- **WRITTEN EXERCISE**
Arrange every line of the items below as a numbered list, omitting any blank lines.

## start

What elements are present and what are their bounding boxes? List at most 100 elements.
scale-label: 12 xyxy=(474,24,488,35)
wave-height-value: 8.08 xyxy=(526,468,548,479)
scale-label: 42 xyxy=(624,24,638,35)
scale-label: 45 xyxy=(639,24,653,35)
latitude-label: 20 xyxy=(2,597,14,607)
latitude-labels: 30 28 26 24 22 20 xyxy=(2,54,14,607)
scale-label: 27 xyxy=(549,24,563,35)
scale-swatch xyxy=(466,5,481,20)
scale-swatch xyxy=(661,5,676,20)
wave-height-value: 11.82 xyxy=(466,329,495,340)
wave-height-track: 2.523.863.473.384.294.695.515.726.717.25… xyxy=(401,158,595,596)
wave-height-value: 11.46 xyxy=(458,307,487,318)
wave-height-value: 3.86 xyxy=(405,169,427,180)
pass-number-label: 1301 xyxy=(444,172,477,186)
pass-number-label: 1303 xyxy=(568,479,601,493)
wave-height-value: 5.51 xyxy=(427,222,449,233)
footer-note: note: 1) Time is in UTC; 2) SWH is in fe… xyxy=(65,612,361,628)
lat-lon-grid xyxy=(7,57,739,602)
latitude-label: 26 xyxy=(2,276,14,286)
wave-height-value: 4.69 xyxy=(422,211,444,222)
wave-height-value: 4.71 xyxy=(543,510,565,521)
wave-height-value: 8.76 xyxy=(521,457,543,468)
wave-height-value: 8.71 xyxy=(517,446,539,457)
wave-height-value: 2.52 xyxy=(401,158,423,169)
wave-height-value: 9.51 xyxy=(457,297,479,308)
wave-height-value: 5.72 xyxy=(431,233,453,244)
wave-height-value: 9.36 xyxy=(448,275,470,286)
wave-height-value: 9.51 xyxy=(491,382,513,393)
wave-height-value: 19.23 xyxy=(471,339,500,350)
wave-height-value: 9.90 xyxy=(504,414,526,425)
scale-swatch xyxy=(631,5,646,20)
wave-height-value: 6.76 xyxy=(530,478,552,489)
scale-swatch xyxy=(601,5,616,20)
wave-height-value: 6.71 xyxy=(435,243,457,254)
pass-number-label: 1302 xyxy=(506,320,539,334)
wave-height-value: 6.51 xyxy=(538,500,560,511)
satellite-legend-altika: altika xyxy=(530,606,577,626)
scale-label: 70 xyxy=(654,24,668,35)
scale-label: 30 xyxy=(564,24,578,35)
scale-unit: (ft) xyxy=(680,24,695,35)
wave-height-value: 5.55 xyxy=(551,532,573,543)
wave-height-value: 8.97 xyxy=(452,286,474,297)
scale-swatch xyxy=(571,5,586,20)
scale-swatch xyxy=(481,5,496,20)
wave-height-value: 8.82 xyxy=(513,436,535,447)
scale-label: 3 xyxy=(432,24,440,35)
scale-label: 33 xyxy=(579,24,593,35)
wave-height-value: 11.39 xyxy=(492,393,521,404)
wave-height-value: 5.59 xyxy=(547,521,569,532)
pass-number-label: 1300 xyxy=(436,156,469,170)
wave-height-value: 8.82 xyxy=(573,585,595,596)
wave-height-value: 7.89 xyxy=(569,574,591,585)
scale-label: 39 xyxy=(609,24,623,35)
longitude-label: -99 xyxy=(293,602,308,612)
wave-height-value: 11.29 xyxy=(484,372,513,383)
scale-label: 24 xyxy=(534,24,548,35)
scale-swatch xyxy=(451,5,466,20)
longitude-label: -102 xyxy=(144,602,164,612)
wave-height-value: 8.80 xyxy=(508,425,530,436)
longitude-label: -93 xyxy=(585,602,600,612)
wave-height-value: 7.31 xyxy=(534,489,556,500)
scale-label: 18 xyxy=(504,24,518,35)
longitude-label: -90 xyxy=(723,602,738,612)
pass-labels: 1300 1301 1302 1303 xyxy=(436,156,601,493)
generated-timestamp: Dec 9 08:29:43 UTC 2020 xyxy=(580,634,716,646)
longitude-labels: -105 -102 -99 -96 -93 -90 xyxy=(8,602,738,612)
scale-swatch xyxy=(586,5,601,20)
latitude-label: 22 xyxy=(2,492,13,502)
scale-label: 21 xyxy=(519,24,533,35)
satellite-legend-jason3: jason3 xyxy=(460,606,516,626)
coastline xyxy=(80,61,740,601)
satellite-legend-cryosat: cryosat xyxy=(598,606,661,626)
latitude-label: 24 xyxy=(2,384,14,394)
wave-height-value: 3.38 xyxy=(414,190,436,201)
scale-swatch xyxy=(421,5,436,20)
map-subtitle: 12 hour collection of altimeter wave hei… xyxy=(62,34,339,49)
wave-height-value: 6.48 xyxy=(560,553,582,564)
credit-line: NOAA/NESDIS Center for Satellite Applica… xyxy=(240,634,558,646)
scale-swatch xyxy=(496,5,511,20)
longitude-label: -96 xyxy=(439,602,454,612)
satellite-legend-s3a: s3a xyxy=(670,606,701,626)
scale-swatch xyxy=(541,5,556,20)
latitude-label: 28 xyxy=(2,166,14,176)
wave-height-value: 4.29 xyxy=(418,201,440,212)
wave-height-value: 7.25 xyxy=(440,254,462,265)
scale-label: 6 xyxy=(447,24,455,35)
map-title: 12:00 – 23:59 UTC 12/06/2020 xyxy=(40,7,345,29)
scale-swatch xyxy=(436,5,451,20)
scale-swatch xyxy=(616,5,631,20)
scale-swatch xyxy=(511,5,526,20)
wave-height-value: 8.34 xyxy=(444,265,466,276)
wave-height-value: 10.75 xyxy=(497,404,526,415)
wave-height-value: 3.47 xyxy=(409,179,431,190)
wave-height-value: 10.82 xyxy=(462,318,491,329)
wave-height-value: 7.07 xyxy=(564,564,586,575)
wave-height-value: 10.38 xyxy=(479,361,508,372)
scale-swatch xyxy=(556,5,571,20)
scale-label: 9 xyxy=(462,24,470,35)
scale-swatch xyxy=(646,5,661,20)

## end

- **WRITTEN SOLUTION**
1. What elements are present and what are their bounding boxes? List at most 100 elements.
2. scale-label: 12 xyxy=(474,24,488,35)
3. wave-height-value: 8.08 xyxy=(526,468,548,479)
4. scale-label: 42 xyxy=(624,24,638,35)
5. scale-label: 45 xyxy=(639,24,653,35)
6. latitude-label: 20 xyxy=(2,597,14,607)
7. latitude-labels: 30 28 26 24 22 20 xyxy=(2,54,14,607)
8. scale-label: 27 xyxy=(549,24,563,35)
9. scale-swatch xyxy=(466,5,481,20)
10. scale-swatch xyxy=(661,5,676,20)
11. wave-height-value: 11.82 xyxy=(466,329,495,340)
12. wave-height-track: 2.523.863.473.384.294.695.515.726.717.25… xyxy=(401,158,595,596)
13. wave-height-value: 11.46 xyxy=(458,307,487,318)
14. wave-height-value: 3.86 xyxy=(405,169,427,180)
15. pass-number-label: 1301 xyxy=(444,172,477,186)
16. pass-number-label: 1303 xyxy=(568,479,601,493)
17. wave-height-value: 5.51 xyxy=(427,222,449,233)
18. footer-note: note: 1) Time is in UTC; 2) SWH is in fe… xyxy=(65,612,361,628)
19. lat-lon-grid xyxy=(7,57,739,602)
20. latitude-label: 26 xyxy=(2,276,14,286)
21. wave-height-value: 4.69 xyxy=(422,211,444,222)
22. wave-height-value: 4.71 xyxy=(543,510,565,521)
23. wave-height-value: 8.76 xyxy=(521,457,543,468)
24. wave-height-value: 8.71 xyxy=(517,446,539,457)
25. wave-height-value: 2.52 xyxy=(401,158,423,169)
26. wave-height-value: 9.51 xyxy=(457,297,479,308)
27. wave-height-value: 5.72 xyxy=(431,233,453,244)
28. wave-height-value: 9.36 xyxy=(448,275,470,286)
29. wave-height-value: 9.51 xyxy=(491,382,513,393)
30. wave-height-value: 19.23 xyxy=(471,339,500,350)
31. wave-height-value: 9.90 xyxy=(504,414,526,425)
32. scale-swatch xyxy=(631,5,646,20)
33. wave-height-value: 6.76 xyxy=(530,478,552,489)
34. scale-swatch xyxy=(601,5,616,20)
35. wave-height-value: 6.71 xyxy=(435,243,457,254)
36. pass-number-label: 1302 xyxy=(506,320,539,334)
37. wave-height-value: 6.51 xyxy=(538,500,560,511)
38. satellite-legend-altika: altika xyxy=(530,606,577,626)
39. scale-label: 70 xyxy=(654,24,668,35)
40. scale-label: 30 xyxy=(564,24,578,35)
41. scale-unit: (ft) xyxy=(680,24,695,35)
42. wave-height-value: 5.55 xyxy=(551,532,573,543)
43. wave-height-value: 8.97 xyxy=(452,286,474,297)
44. scale-swatch xyxy=(571,5,586,20)
45. scale-swatch xyxy=(481,5,496,20)
46. wave-height-value: 8.82 xyxy=(513,436,535,447)
47. scale-label: 3 xyxy=(432,24,440,35)
48. scale-label: 33 xyxy=(579,24,593,35)
49. wave-height-value: 11.39 xyxy=(492,393,521,404)
50. wave-height-value: 5.59 xyxy=(547,521,569,532)
51. pass-number-label: 1300 xyxy=(436,156,469,170)
52. wave-height-value: 8.82 xyxy=(573,585,595,596)
53. wave-height-value: 7.89 xyxy=(569,574,591,585)
54. scale-label: 39 xyxy=(609,24,623,35)
55. longitude-label: -99 xyxy=(293,602,308,612)
56. wave-height-value: 11.29 xyxy=(484,372,513,383)
57. scale-label: 24 xyxy=(534,24,548,35)
58. scale-swatch xyxy=(451,5,466,20)
59. longitude-label: -102 xyxy=(144,602,164,612)
60. wave-height-value: 8.80 xyxy=(508,425,530,436)
61. longitude-label: -93 xyxy=(585,602,600,612)
62. wave-height-value: 7.31 xyxy=(534,489,556,500)
63. scale-label: 18 xyxy=(504,24,518,35)
64. longitude-label: -90 xyxy=(723,602,738,612)
65. pass-labels: 1300 1301 1302 1303 xyxy=(436,156,601,493)
66. generated-timestamp: Dec 9 08:29:43 UTC 2020 xyxy=(580,634,716,646)
67. longitude-labels: -105 -102 -99 -96 -93 -90 xyxy=(8,602,738,612)
68. scale-swatch xyxy=(586,5,601,20)
69. latitude-label: 22 xyxy=(2,492,13,502)
70. scale-label: 21 xyxy=(519,24,533,35)
71. satellite-legend-jason3: jason3 xyxy=(460,606,516,626)
72. coastline xyxy=(80,61,740,601)
73. satellite-legend-cryosat: cryosat xyxy=(598,606,661,626)
74. latitude-label: 24 xyxy=(2,384,14,394)
75. wave-height-value: 3.38 xyxy=(414,190,436,201)
76. scale-swatch xyxy=(421,5,436,20)
77. map-subtitle: 12 hour collection of altimeter wave hei… xyxy=(62,34,339,49)
78. wave-height-value: 6.48 xyxy=(560,553,582,564)
79. credit-line: NOAA/NESDIS Center for Satellite Applica… xyxy=(240,634,558,646)
80. scale-swatch xyxy=(496,5,511,20)
81. longitude-label: -96 xyxy=(439,602,454,612)
82. satellite-legend-s3a: s3a xyxy=(670,606,701,626)
83. scale-swatch xyxy=(541,5,556,20)
84. latitude-label: 28 xyxy=(2,166,14,176)
85. wave-height-value: 4.29 xyxy=(418,201,440,212)
86. wave-height-value: 7.25 xyxy=(440,254,462,265)
87. scale-label: 6 xyxy=(447,24,455,35)
88. map-title: 12:00 – 23:59 UTC 12/06/2020 xyxy=(40,7,345,29)
89. scale-swatch xyxy=(436,5,451,20)
90. scale-swatch xyxy=(616,5,631,20)
91. scale-swatch xyxy=(511,5,526,20)
92. wave-height-value: 8.34 xyxy=(444,265,466,276)
93. wave-height-value: 10.75 xyxy=(497,404,526,415)
94. wave-height-value: 3.47 xyxy=(409,179,431,190)
95. wave-height-value: 10.82 xyxy=(462,318,491,329)
96. wave-height-value: 7.07 xyxy=(564,564,586,575)
97. wave-height-value: 10.38 xyxy=(479,361,508,372)
98. scale-swatch xyxy=(556,5,571,20)
99. scale-label: 9 xyxy=(462,24,470,35)
100. scale-swatch xyxy=(646,5,661,20)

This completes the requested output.